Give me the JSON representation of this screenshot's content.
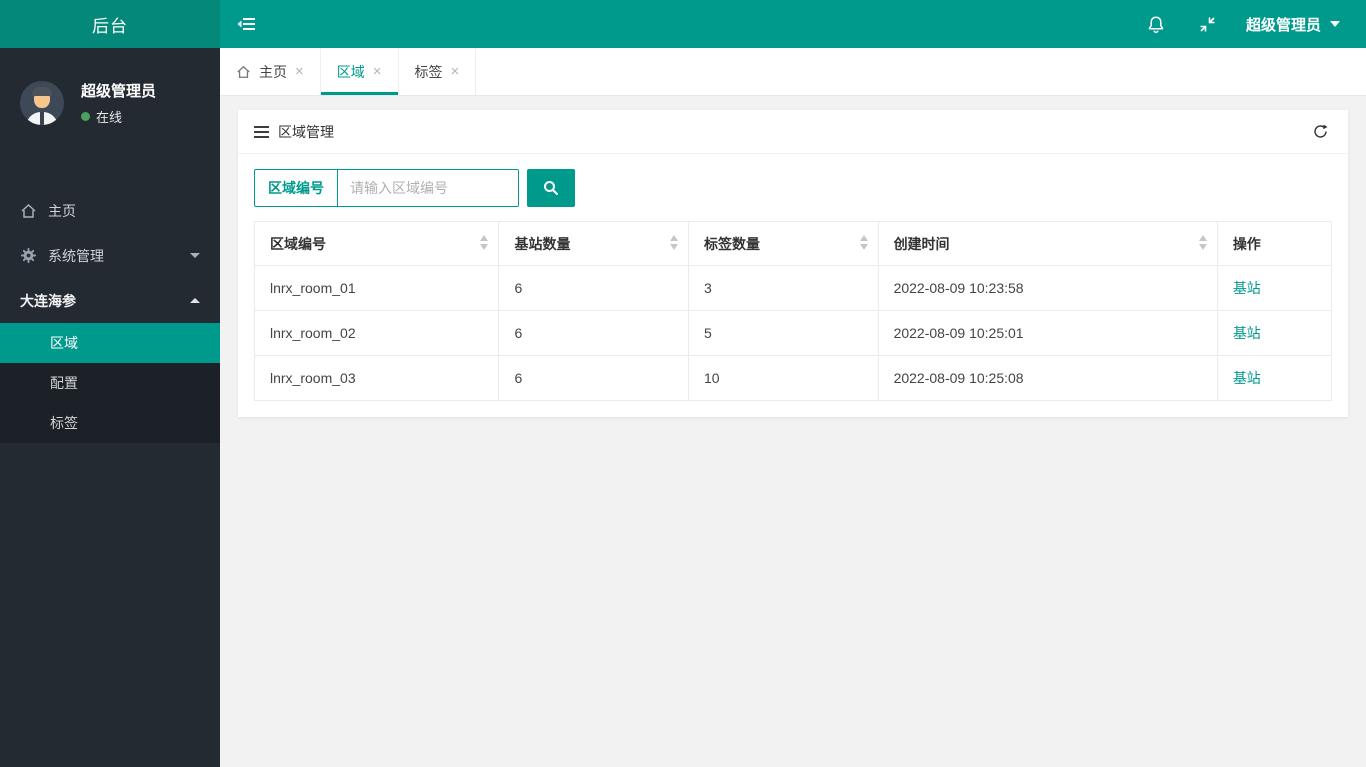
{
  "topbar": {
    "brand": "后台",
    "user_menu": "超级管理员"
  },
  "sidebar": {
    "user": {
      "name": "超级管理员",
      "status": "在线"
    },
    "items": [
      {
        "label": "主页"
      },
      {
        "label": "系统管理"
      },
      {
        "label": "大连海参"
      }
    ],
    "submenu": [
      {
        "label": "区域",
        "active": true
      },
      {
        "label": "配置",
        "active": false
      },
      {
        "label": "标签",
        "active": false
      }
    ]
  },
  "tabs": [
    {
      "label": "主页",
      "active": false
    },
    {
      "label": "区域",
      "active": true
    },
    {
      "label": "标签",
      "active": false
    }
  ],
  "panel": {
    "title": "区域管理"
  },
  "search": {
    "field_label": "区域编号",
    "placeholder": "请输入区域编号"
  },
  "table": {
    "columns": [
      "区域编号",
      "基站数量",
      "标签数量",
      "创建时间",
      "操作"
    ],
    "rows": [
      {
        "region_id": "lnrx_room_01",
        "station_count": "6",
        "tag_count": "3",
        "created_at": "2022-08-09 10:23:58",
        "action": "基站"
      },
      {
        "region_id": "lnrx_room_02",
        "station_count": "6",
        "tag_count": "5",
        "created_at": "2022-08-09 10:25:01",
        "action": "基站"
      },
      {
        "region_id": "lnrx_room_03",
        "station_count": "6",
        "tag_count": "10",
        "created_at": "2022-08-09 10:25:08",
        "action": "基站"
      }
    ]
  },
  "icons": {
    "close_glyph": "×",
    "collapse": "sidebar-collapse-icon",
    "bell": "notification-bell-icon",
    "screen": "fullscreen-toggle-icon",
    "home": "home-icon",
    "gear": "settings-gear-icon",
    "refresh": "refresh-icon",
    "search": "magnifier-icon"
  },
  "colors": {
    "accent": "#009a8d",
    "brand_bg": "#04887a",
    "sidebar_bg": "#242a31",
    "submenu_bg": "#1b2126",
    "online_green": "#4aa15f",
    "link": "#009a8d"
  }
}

Prompt:
Transcribe the full listing above exactly as it stands, minus the pictures.

Solved problem:
Give me the JSON representation of this screenshot's content.
{
  "topbar": {
    "brand": "后台",
    "user_menu": "超级管理员"
  },
  "sidebar": {
    "user": {
      "name": "超级管理员",
      "status": "在线"
    },
    "items": [
      {
        "label": "主页"
      },
      {
        "label": "系统管理"
      },
      {
        "label": "大连海参"
      }
    ],
    "submenu": [
      {
        "label": "区域",
        "active": true
      },
      {
        "label": "配置",
        "active": false
      },
      {
        "label": "标签",
        "active": false
      }
    ]
  },
  "tabs": [
    {
      "label": "主页",
      "active": false
    },
    {
      "label": "区域",
      "active": true
    },
    {
      "label": "标签",
      "active": false
    }
  ],
  "panel": {
    "title": "区域管理"
  },
  "search": {
    "field_label": "区域编号",
    "placeholder": "请输入区域编号"
  },
  "table": {
    "columns": [
      "区域编号",
      "基站数量",
      "标签数量",
      "创建时间",
      "操作"
    ],
    "rows": [
      {
        "region_id": "lnrx_room_01",
        "station_count": "6",
        "tag_count": "3",
        "created_at": "2022-08-09 10:23:58",
        "action": "基站"
      },
      {
        "region_id": "lnrx_room_02",
        "station_count": "6",
        "tag_count": "5",
        "created_at": "2022-08-09 10:25:01",
        "action": "基站"
      },
      {
        "region_id": "lnrx_room_03",
        "station_count": "6",
        "tag_count": "10",
        "created_at": "2022-08-09 10:25:08",
        "action": "基站"
      }
    ]
  },
  "icons": {
    "close_glyph": "×",
    "collapse": "sidebar-collapse-icon",
    "bell": "notification-bell-icon",
    "screen": "fullscreen-toggle-icon",
    "home": "home-icon",
    "gear": "settings-gear-icon",
    "refresh": "refresh-icon",
    "search": "magnifier-icon"
  },
  "colors": {
    "accent": "#009a8d",
    "brand_bg": "#04887a",
    "sidebar_bg": "#242a31",
    "submenu_bg": "#1b2126",
    "online_green": "#4aa15f",
    "link": "#009a8d"
  }
}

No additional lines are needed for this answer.